= STATED GOAL =
Go through the listing and return every line with "screenshot" in it.

= DATASET ROWS =
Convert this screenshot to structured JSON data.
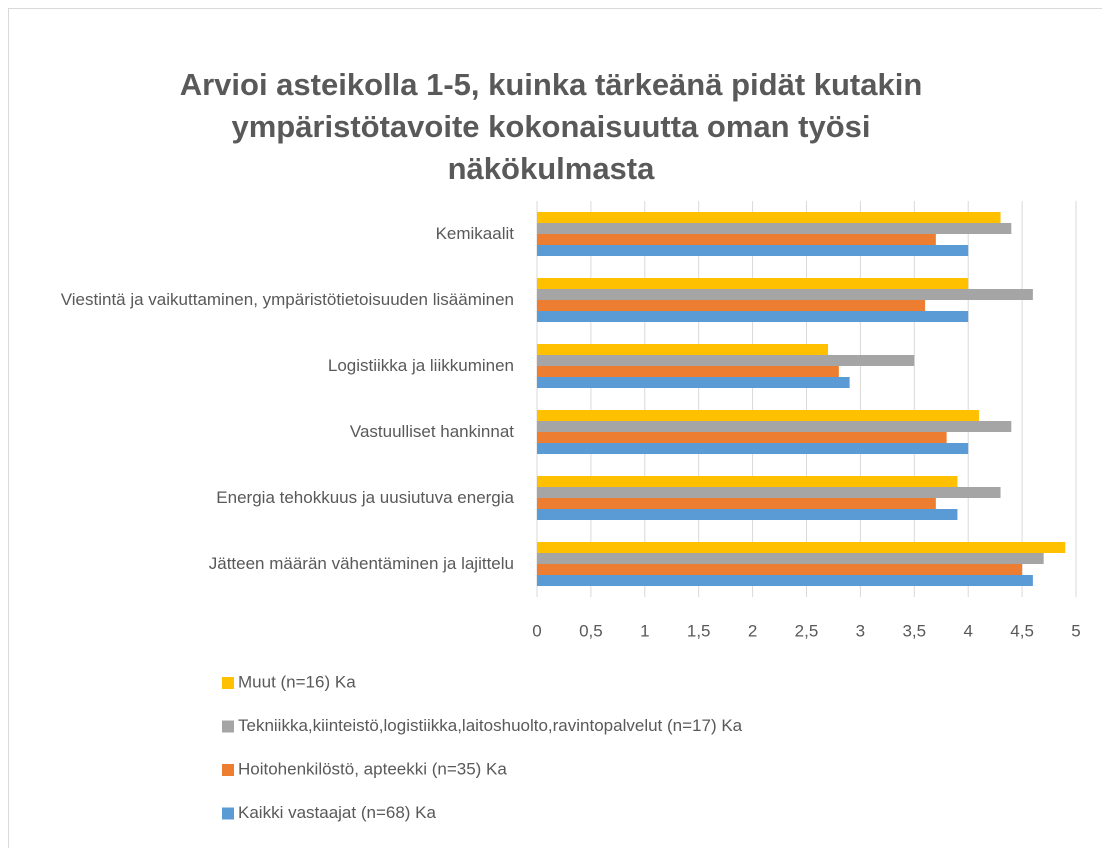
{
  "chart_data": {
    "type": "hbar",
    "title": "Arvioi asteikolla 1-5, kuinka tärkeänä pidät kutakin ympäristötavoite kokonaisuutta oman työsi näkökulmasta",
    "categories": [
      "Kemikaalit",
      "Viestintä ja vaikuttaminen, ympäristötietoisuuden lisääminen",
      "Logistiikka ja liikkuminen",
      "Vastuulliset hankinnat",
      "Energia tehokkuus ja uusiutuva energia",
      "Jätteen määrän vähentäminen ja lajittelu"
    ],
    "series": [
      {
        "name": "Muut (n=16) Ka",
        "color": "#ffc000",
        "values": [
          4.3,
          4.0,
          2.7,
          4.1,
          3.9,
          4.9
        ]
      },
      {
        "name": "Tekniikka,kiinteistö,logistiikka,laitoshuolto,ravintopalvelut (n=17) Ka",
        "color": "#a5a5a5",
        "values": [
          4.4,
          4.6,
          3.5,
          4.4,
          4.3,
          4.7
        ]
      },
      {
        "name": "Hoitohenkilöstö, apteekki (n=35) Ka",
        "color": "#ed7d31",
        "values": [
          3.7,
          3.6,
          2.8,
          3.8,
          3.7,
          4.5
        ]
      },
      {
        "name": "Kaikki vastaajat (n=68) Ka",
        "color": "#5b9bd5",
        "values": [
          4.0,
          4.0,
          2.9,
          4.0,
          3.9,
          4.6
        ]
      }
    ],
    "xlim": [
      0,
      5
    ],
    "xticks": [
      0,
      {
        "value": 0.5,
        "label": "0,5"
      },
      1,
      {
        "value": 1.5,
        "label": "1,5"
      },
      2,
      {
        "value": 2.5,
        "label": "2,5"
      },
      3,
      {
        "value": 3.5,
        "label": "3,5"
      },
      4,
      {
        "value": 4.5,
        "label": "4,5"
      },
      5
    ],
    "grid": true,
    "legend": "bottom"
  }
}
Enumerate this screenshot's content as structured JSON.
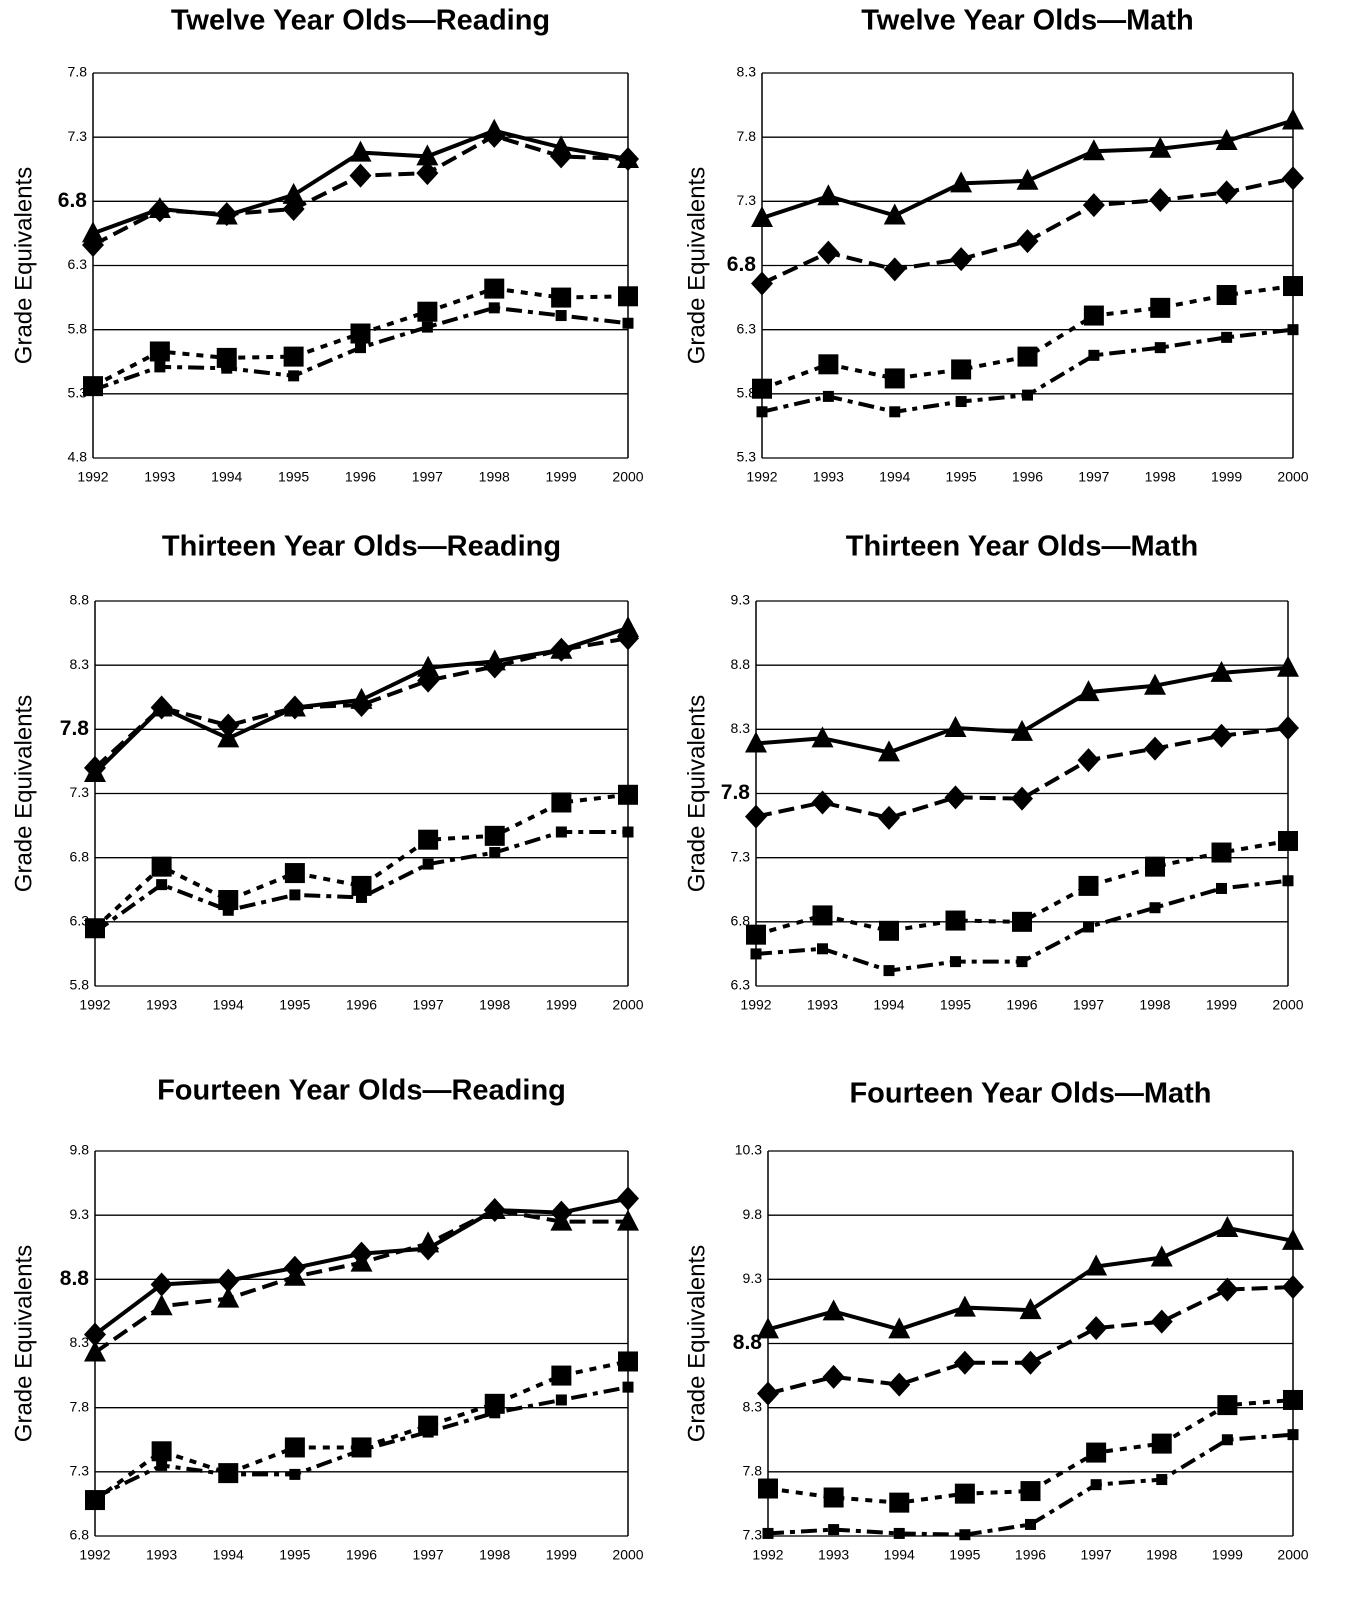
{
  "chart_data": [
    {
      "type": "line",
      "title": "Twelve Year Olds—Reading",
      "ylabel": "Grade Equivalents",
      "categories": [
        "1992",
        "1993",
        "1994",
        "1995",
        "1996",
        "1997",
        "1998",
        "1999",
        "2000"
      ],
      "ylim": [
        4.8,
        7.8
      ],
      "yticks": [
        4.8,
        5.3,
        5.8,
        6.3,
        6.8,
        7.3,
        7.8
      ],
      "emphasized_ytick": 6.8,
      "grid": true,
      "series": [
        {
          "marker": "triangle",
          "dash": "solid",
          "color": "#000000",
          "values": [
            6.55,
            6.74,
            6.69,
            6.85,
            7.18,
            7.15,
            7.35,
            7.22,
            7.13
          ]
        },
        {
          "marker": "diamond",
          "dash": "dashed",
          "color": "#000000",
          "values": [
            6.46,
            6.73,
            6.7,
            6.74,
            7.0,
            7.02,
            7.31,
            7.15,
            7.13
          ]
        },
        {
          "marker": "square",
          "dash": "dotted",
          "color": "#000000",
          "values": [
            5.36,
            5.63,
            5.58,
            5.59,
            5.77,
            5.94,
            6.12,
            6.05,
            6.06
          ]
        },
        {
          "marker": "small-square",
          "dash": "dashdot",
          "color": "#000000",
          "values": [
            5.33,
            5.51,
            5.5,
            5.44,
            5.66,
            5.82,
            5.97,
            5.91,
            5.85
          ]
        }
      ]
    },
    {
      "type": "line",
      "title": "Twelve Year Olds—Math",
      "ylabel": "Grade Equivalents",
      "categories": [
        "1992",
        "1993",
        "1994",
        "1995",
        "1996",
        "1997",
        "1998",
        "1999",
        "2000"
      ],
      "ylim": [
        5.3,
        8.3
      ],
      "yticks": [
        5.3,
        5.8,
        6.3,
        6.8,
        7.3,
        7.8,
        8.3
      ],
      "emphasized_ytick": 6.8,
      "grid": true,
      "series": [
        {
          "marker": "triangle",
          "dash": "solid",
          "color": "#000000",
          "values": [
            7.17,
            7.34,
            7.19,
            7.44,
            7.46,
            7.69,
            7.71,
            7.77,
            7.93
          ]
        },
        {
          "marker": "diamond",
          "dash": "dashed",
          "color": "#000000",
          "values": [
            6.66,
            6.9,
            6.77,
            6.85,
            6.99,
            7.27,
            7.31,
            7.37,
            7.48
          ]
        },
        {
          "marker": "square",
          "dash": "dotted",
          "color": "#000000",
          "values": [
            5.84,
            6.03,
            5.92,
            5.99,
            6.09,
            6.41,
            6.47,
            6.57,
            6.64
          ]
        },
        {
          "marker": "small-square",
          "dash": "dashdot",
          "color": "#000000",
          "values": [
            5.66,
            5.78,
            5.66,
            5.74,
            5.79,
            6.1,
            6.16,
            6.24,
            6.3
          ]
        }
      ]
    },
    {
      "type": "line",
      "title": "Thirteen Year Olds—Reading",
      "ylabel": "Grade Equivalents",
      "categories": [
        "1992",
        "1993",
        "1994",
        "1995",
        "1996",
        "1997",
        "1998",
        "1999",
        "2000"
      ],
      "ylim": [
        5.8,
        8.8
      ],
      "yticks": [
        5.8,
        6.3,
        6.8,
        7.3,
        7.8,
        8.3,
        8.8
      ],
      "emphasized_ytick": 7.8,
      "grid": true,
      "series": [
        {
          "marker": "triangle",
          "dash": "solid",
          "color": "#000000",
          "values": [
            7.46,
            7.97,
            7.73,
            7.97,
            8.03,
            8.28,
            8.33,
            8.42,
            8.59
          ]
        },
        {
          "marker": "diamond",
          "dash": "dashed",
          "color": "#000000",
          "values": [
            7.5,
            7.97,
            7.83,
            7.97,
            7.99,
            8.18,
            8.29,
            8.42,
            8.51
          ]
        },
        {
          "marker": "square",
          "dash": "dotted",
          "color": "#000000",
          "values": [
            6.25,
            6.73,
            6.47,
            6.68,
            6.58,
            6.94,
            6.97,
            7.23,
            7.29
          ]
        },
        {
          "marker": "small-square",
          "dash": "dashdot",
          "color": "#000000",
          "values": [
            6.22,
            6.59,
            6.39,
            6.51,
            6.49,
            6.75,
            6.84,
            7.0,
            7.0
          ]
        }
      ]
    },
    {
      "type": "line",
      "title": "Thirteen Year Olds—Math",
      "ylabel": "Grade Equivalents",
      "categories": [
        "1992",
        "1993",
        "1994",
        "1995",
        "1996",
        "1997",
        "1998",
        "1999",
        "2000"
      ],
      "ylim": [
        6.3,
        9.3
      ],
      "yticks": [
        6.3,
        6.8,
        7.3,
        7.8,
        8.3,
        8.8,
        9.3
      ],
      "emphasized_ytick": 7.8,
      "grid": true,
      "series": [
        {
          "marker": "triangle",
          "dash": "solid",
          "color": "#000000",
          "values": [
            8.19,
            8.23,
            8.12,
            8.31,
            8.28,
            8.59,
            8.64,
            8.74,
            8.78
          ]
        },
        {
          "marker": "diamond",
          "dash": "dashed",
          "color": "#000000",
          "values": [
            7.62,
            7.73,
            7.61,
            7.77,
            7.76,
            8.06,
            8.15,
            8.25,
            8.31
          ]
        },
        {
          "marker": "square",
          "dash": "dotted",
          "color": "#000000",
          "values": [
            6.7,
            6.85,
            6.73,
            6.81,
            6.8,
            7.08,
            7.23,
            7.34,
            7.43
          ]
        },
        {
          "marker": "small-square",
          "dash": "dashdot",
          "color": "#000000",
          "values": [
            6.55,
            6.59,
            6.42,
            6.49,
            6.49,
            6.76,
            6.91,
            7.06,
            7.12
          ]
        }
      ]
    },
    {
      "type": "line",
      "title": "Fourteen Year Olds—Reading",
      "ylabel": "Grade Equivalents",
      "categories": [
        "1992",
        "1993",
        "1994",
        "1995",
        "1996",
        "1997",
        "1998",
        "1999",
        "2000"
      ],
      "ylim": [
        6.8,
        9.8
      ],
      "yticks": [
        6.8,
        7.3,
        7.8,
        8.3,
        8.8,
        9.3,
        9.8
      ],
      "emphasized_ytick": 8.8,
      "grid": true,
      "series": [
        {
          "marker": "triangle",
          "dash": "dashed",
          "color": "#000000",
          "values": [
            8.23,
            8.59,
            8.65,
            8.82,
            8.93,
            9.08,
            9.34,
            9.25,
            9.25
          ]
        },
        {
          "marker": "diamond",
          "dash": "solid",
          "color": "#000000",
          "values": [
            8.37,
            8.76,
            8.79,
            8.89,
            9.0,
            9.04,
            9.34,
            9.32,
            9.43
          ]
        },
        {
          "marker": "square",
          "dash": "dotted",
          "color": "#000000",
          "values": [
            7.08,
            7.46,
            7.29,
            7.49,
            7.49,
            7.66,
            7.83,
            8.05,
            8.16
          ]
        },
        {
          "marker": "small-square",
          "dash": "dashdot",
          "color": "#000000",
          "values": [
            7.1,
            7.35,
            7.28,
            7.28,
            7.47,
            7.61,
            7.76,
            7.86,
            7.96
          ]
        }
      ]
    },
    {
      "type": "line",
      "title": "Fourteen Year Olds—Math",
      "ylabel": "Grade Equivalents",
      "categories": [
        "1992",
        "1993",
        "1994",
        "1995",
        "1996",
        "1997",
        "1998",
        "1999",
        "2000"
      ],
      "ylim": [
        7.3,
        10.3
      ],
      "yticks": [
        7.3,
        7.8,
        8.3,
        8.8,
        9.3,
        9.8,
        10.3
      ],
      "emphasized_ytick": 8.8,
      "grid": true,
      "series": [
        {
          "marker": "triangle",
          "dash": "solid",
          "color": "#000000",
          "values": [
            8.91,
            9.05,
            8.91,
            9.08,
            9.06,
            9.4,
            9.47,
            9.7,
            9.6
          ]
        },
        {
          "marker": "diamond",
          "dash": "dashed",
          "color": "#000000",
          "values": [
            8.41,
            8.54,
            8.48,
            8.65,
            8.65,
            8.92,
            8.97,
            9.22,
            9.24
          ]
        },
        {
          "marker": "square",
          "dash": "dotted",
          "color": "#000000",
          "values": [
            7.67,
            7.6,
            7.56,
            7.63,
            7.65,
            7.95,
            8.02,
            8.32,
            8.36
          ]
        },
        {
          "marker": "small-square",
          "dash": "dashdot",
          "color": "#000000",
          "values": [
            7.32,
            7.35,
            7.32,
            7.31,
            7.39,
            7.7,
            7.74,
            8.05,
            8.09
          ]
        }
      ]
    }
  ]
}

= EXERCISE OUTPUT =
Convert this screenshot to structured JSON data.
Enumerate this screenshot's content as structured JSON.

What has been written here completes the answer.